Work instructions
Pull each line holding the word "content" from the data.

Dataset extract
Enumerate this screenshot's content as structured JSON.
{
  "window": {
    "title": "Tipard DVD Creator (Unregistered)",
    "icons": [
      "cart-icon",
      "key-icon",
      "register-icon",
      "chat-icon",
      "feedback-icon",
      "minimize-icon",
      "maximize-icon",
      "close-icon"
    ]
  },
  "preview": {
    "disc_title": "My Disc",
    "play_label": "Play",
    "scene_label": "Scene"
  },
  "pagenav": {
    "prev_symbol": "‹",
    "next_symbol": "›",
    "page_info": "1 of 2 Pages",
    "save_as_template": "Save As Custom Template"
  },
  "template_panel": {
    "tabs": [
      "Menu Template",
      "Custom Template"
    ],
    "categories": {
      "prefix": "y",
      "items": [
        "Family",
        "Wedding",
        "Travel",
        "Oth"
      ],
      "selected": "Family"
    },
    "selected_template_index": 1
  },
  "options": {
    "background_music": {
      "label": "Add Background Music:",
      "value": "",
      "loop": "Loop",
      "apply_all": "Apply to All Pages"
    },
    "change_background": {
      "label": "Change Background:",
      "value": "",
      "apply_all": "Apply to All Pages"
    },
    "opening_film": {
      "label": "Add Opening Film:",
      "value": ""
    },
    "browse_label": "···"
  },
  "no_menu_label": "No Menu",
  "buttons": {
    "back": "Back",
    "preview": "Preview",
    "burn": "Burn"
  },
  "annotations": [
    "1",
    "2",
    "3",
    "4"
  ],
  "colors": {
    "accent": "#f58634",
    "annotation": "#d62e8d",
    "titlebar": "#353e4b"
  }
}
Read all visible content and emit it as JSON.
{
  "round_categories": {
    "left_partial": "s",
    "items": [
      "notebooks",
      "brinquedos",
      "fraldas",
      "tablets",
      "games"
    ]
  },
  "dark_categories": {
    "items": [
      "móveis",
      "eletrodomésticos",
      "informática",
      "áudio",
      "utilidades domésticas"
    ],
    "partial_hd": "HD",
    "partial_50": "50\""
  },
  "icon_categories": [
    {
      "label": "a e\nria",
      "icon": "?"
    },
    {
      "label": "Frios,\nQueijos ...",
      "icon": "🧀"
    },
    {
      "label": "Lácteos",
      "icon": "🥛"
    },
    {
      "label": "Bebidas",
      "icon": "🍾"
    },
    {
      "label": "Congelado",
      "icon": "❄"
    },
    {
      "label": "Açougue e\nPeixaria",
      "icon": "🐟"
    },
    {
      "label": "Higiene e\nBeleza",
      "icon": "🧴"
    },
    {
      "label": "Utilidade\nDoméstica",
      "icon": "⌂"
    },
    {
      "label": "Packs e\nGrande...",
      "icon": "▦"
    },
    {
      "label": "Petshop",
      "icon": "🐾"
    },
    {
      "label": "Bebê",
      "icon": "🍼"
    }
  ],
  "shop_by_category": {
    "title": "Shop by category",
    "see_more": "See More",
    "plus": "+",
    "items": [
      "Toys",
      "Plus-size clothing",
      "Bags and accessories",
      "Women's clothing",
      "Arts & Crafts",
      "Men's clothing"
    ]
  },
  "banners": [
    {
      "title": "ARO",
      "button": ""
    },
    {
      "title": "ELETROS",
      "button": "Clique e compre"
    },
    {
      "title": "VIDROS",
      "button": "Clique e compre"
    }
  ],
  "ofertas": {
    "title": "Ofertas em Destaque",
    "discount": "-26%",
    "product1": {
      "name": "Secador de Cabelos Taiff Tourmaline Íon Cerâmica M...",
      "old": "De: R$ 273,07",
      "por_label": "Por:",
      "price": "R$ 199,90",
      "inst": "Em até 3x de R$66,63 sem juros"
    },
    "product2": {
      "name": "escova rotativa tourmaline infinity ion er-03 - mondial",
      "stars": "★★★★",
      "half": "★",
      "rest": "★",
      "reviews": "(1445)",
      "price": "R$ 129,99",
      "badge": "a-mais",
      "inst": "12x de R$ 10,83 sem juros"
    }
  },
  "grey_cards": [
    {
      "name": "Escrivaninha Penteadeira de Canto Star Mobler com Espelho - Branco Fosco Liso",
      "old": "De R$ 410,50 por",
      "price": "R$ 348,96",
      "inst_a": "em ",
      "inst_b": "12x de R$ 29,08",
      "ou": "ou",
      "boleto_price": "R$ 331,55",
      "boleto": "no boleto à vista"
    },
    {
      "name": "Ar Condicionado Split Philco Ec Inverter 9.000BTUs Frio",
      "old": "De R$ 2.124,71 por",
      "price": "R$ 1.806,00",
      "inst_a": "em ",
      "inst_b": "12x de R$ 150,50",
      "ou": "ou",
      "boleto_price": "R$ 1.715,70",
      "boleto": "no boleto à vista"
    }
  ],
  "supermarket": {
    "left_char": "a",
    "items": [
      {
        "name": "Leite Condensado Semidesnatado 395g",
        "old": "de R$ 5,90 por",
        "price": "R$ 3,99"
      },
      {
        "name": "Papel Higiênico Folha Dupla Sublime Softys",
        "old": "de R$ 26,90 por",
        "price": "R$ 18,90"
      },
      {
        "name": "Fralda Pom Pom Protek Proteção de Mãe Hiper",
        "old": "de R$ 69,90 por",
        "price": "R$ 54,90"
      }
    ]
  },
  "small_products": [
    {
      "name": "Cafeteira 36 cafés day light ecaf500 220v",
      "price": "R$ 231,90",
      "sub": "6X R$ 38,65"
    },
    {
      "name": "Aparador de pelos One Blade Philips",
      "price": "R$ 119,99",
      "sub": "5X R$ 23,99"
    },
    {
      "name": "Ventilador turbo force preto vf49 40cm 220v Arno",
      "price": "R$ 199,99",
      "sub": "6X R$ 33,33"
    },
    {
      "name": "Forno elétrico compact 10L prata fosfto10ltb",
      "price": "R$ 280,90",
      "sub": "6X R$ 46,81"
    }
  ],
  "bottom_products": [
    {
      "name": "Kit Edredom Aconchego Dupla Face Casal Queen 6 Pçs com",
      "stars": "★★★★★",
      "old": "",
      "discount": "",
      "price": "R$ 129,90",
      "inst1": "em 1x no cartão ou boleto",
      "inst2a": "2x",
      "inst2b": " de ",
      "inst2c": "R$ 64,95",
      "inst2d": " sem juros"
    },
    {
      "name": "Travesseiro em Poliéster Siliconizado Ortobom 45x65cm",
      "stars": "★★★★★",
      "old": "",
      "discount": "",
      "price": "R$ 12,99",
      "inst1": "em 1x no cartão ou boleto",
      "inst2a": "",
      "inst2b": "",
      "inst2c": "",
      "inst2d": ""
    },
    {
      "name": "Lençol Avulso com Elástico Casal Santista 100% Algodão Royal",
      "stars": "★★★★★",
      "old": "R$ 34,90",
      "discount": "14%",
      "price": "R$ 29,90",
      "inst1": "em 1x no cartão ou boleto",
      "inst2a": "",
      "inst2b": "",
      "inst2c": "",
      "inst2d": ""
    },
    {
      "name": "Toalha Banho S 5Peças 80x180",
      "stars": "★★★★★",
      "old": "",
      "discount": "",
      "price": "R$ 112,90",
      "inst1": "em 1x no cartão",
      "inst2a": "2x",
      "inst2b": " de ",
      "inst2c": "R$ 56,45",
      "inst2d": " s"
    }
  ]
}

Exercise solution
Enumerate this screenshot's content as structured JSON.
Read all visible content and emit it as JSON.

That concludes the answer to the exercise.